(Recorded data)
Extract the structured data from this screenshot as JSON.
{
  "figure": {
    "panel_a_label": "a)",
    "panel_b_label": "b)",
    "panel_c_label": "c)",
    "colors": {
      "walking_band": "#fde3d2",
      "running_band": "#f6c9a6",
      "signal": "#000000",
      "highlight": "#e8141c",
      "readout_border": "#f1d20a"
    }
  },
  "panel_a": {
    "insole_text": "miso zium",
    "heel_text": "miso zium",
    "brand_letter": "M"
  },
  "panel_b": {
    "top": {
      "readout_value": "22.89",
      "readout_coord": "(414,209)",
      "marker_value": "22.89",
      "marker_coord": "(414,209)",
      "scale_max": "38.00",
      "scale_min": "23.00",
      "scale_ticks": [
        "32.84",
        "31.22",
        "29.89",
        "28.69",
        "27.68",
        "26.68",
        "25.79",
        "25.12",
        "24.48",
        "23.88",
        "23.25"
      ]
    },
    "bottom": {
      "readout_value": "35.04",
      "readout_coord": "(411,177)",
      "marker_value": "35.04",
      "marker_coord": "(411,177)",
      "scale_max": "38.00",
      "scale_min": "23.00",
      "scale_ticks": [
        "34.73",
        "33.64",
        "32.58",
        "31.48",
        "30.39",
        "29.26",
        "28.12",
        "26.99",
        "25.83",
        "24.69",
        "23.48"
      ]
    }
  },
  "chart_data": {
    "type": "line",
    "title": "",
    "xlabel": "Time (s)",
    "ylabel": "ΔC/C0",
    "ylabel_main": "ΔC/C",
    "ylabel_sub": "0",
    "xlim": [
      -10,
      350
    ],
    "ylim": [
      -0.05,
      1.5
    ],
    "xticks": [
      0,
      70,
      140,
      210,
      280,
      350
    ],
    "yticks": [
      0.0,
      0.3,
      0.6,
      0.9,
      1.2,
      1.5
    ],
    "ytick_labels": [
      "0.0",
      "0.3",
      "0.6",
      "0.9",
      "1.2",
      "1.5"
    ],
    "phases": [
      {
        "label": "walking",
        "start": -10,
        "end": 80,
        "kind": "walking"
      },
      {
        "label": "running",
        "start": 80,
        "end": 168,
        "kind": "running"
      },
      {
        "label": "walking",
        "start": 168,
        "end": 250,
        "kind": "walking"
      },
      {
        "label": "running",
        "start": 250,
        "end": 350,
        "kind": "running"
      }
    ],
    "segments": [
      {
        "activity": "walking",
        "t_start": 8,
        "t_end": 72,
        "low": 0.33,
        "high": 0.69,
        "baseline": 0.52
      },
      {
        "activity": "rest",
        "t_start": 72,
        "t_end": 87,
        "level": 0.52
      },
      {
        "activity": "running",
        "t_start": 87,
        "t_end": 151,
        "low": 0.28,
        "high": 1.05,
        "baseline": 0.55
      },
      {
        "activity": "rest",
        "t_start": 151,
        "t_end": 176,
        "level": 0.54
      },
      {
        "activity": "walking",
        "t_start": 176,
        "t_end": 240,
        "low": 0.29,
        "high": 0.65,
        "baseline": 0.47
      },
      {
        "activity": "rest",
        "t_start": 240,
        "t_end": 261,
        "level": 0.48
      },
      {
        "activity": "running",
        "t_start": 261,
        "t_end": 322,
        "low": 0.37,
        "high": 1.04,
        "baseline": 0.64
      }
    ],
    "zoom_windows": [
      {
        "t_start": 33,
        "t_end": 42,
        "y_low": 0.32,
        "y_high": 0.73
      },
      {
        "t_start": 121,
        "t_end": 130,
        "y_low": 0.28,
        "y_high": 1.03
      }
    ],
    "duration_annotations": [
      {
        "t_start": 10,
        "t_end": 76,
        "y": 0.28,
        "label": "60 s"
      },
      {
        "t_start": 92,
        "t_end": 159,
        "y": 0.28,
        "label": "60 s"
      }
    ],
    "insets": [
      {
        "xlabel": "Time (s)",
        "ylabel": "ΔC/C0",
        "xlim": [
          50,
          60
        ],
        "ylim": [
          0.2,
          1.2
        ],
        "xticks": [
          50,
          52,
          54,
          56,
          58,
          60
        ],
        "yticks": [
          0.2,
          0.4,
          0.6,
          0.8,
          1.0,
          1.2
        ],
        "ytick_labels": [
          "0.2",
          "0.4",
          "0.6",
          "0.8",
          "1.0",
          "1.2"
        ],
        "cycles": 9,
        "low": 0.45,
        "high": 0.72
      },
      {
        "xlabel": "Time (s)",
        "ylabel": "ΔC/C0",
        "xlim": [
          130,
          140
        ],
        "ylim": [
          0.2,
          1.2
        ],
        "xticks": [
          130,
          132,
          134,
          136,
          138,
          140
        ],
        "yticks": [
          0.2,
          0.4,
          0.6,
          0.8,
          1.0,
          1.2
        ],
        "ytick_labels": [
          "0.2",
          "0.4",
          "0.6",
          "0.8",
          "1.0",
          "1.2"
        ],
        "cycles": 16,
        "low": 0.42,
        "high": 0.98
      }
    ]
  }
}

WHAT YOU ARE ASKED TO DO –
Copy down the whole of the data above, matching it exactly.

ANSWER TO THIS PROBLEM –
Extract the structured data from this screenshot as JSON.
{
  "figure": {
    "panel_a_label": "a)",
    "panel_b_label": "b)",
    "panel_c_label": "c)",
    "colors": {
      "walking_band": "#fde3d2",
      "running_band": "#f6c9a6",
      "signal": "#000000",
      "highlight": "#e8141c",
      "readout_border": "#f1d20a"
    }
  },
  "panel_a": {
    "insole_text": "miso zium",
    "heel_text": "miso zium",
    "brand_letter": "M"
  },
  "panel_b": {
    "top": {
      "readout_value": "22.89",
      "readout_coord": "(414,209)",
      "marker_value": "22.89",
      "marker_coord": "(414,209)",
      "scale_max": "38.00",
      "scale_min": "23.00",
      "scale_ticks": [
        "32.84",
        "31.22",
        "29.89",
        "28.69",
        "27.68",
        "26.68",
        "25.79",
        "25.12",
        "24.48",
        "23.88",
        "23.25"
      ]
    },
    "bottom": {
      "readout_value": "35.04",
      "readout_coord": "(411,177)",
      "marker_value": "35.04",
      "marker_coord": "(411,177)",
      "scale_max": "38.00",
      "scale_min": "23.00",
      "scale_ticks": [
        "34.73",
        "33.64",
        "32.58",
        "31.48",
        "30.39",
        "29.26",
        "28.12",
        "26.99",
        "25.83",
        "24.69",
        "23.48"
      ]
    }
  },
  "chart_data": {
    "type": "line",
    "title": "",
    "xlabel": "Time (s)",
    "ylabel": "ΔC/C0",
    "ylabel_main": "ΔC/C",
    "ylabel_sub": "0",
    "xlim": [
      -10,
      350
    ],
    "ylim": [
      -0.05,
      1.5
    ],
    "xticks": [
      0,
      70,
      140,
      210,
      280,
      350
    ],
    "yticks": [
      0.0,
      0.3,
      0.6,
      0.9,
      1.2,
      1.5
    ],
    "ytick_labels": [
      "0.0",
      "0.3",
      "0.6",
      "0.9",
      "1.2",
      "1.5"
    ],
    "phases": [
      {
        "label": "walking",
        "start": -10,
        "end": 80,
        "kind": "walking"
      },
      {
        "label": "running",
        "start": 80,
        "end": 168,
        "kind": "running"
      },
      {
        "label": "walking",
        "start": 168,
        "end": 250,
        "kind": "walking"
      },
      {
        "label": "running",
        "start": 250,
        "end": 350,
        "kind": "running"
      }
    ],
    "segments": [
      {
        "activity": "walking",
        "t_start": 8,
        "t_end": 72,
        "low": 0.33,
        "high": 0.69,
        "baseline": 0.52
      },
      {
        "activity": "rest",
        "t_start": 72,
        "t_end": 87,
        "level": 0.52
      },
      {
        "activity": "running",
        "t_start": 87,
        "t_end": 151,
        "low": 0.28,
        "high": 1.05,
        "baseline": 0.55
      },
      {
        "activity": "rest",
        "t_start": 151,
        "t_end": 176,
        "level": 0.54
      },
      {
        "activity": "walking",
        "t_start": 176,
        "t_end": 240,
        "low": 0.29,
        "high": 0.65,
        "baseline": 0.47
      },
      {
        "activity": "rest",
        "t_start": 240,
        "t_end": 261,
        "level": 0.48
      },
      {
        "activity": "running",
        "t_start": 261,
        "t_end": 322,
        "low": 0.37,
        "high": 1.04,
        "baseline": 0.64
      }
    ],
    "zoom_windows": [
      {
        "t_start": 33,
        "t_end": 42,
        "y_low": 0.32,
        "y_high": 0.73
      },
      {
        "t_start": 121,
        "t_end": 130,
        "y_low": 0.28,
        "y_high": 1.03
      }
    ],
    "duration_annotations": [
      {
        "t_start": 10,
        "t_end": 76,
        "y": 0.28,
        "label": "60 s"
      },
      {
        "t_start": 92,
        "t_end": 159,
        "y": 0.28,
        "label": "60 s"
      }
    ],
    "insets": [
      {
        "xlabel": "Time (s)",
        "ylabel": "ΔC/C0",
        "xlim": [
          50,
          60
        ],
        "ylim": [
          0.2,
          1.2
        ],
        "xticks": [
          50,
          52,
          54,
          56,
          58,
          60
        ],
        "yticks": [
          0.2,
          0.4,
          0.6,
          0.8,
          1.0,
          1.2
        ],
        "ytick_labels": [
          "0.2",
          "0.4",
          "0.6",
          "0.8",
          "1.0",
          "1.2"
        ],
        "cycles": 9,
        "low": 0.45,
        "high": 0.72
      },
      {
        "xlabel": "Time (s)",
        "ylabel": "ΔC/C0",
        "xlim": [
          130,
          140
        ],
        "ylim": [
          0.2,
          1.2
        ],
        "xticks": [
          130,
          132,
          134,
          136,
          138,
          140
        ],
        "yticks": [
          0.2,
          0.4,
          0.6,
          0.8,
          1.0,
          1.2
        ],
        "ytick_labels": [
          "0.2",
          "0.4",
          "0.6",
          "0.8",
          "1.0",
          "1.2"
        ],
        "cycles": 16,
        "low": 0.42,
        "high": 0.98
      }
    ]
  }
}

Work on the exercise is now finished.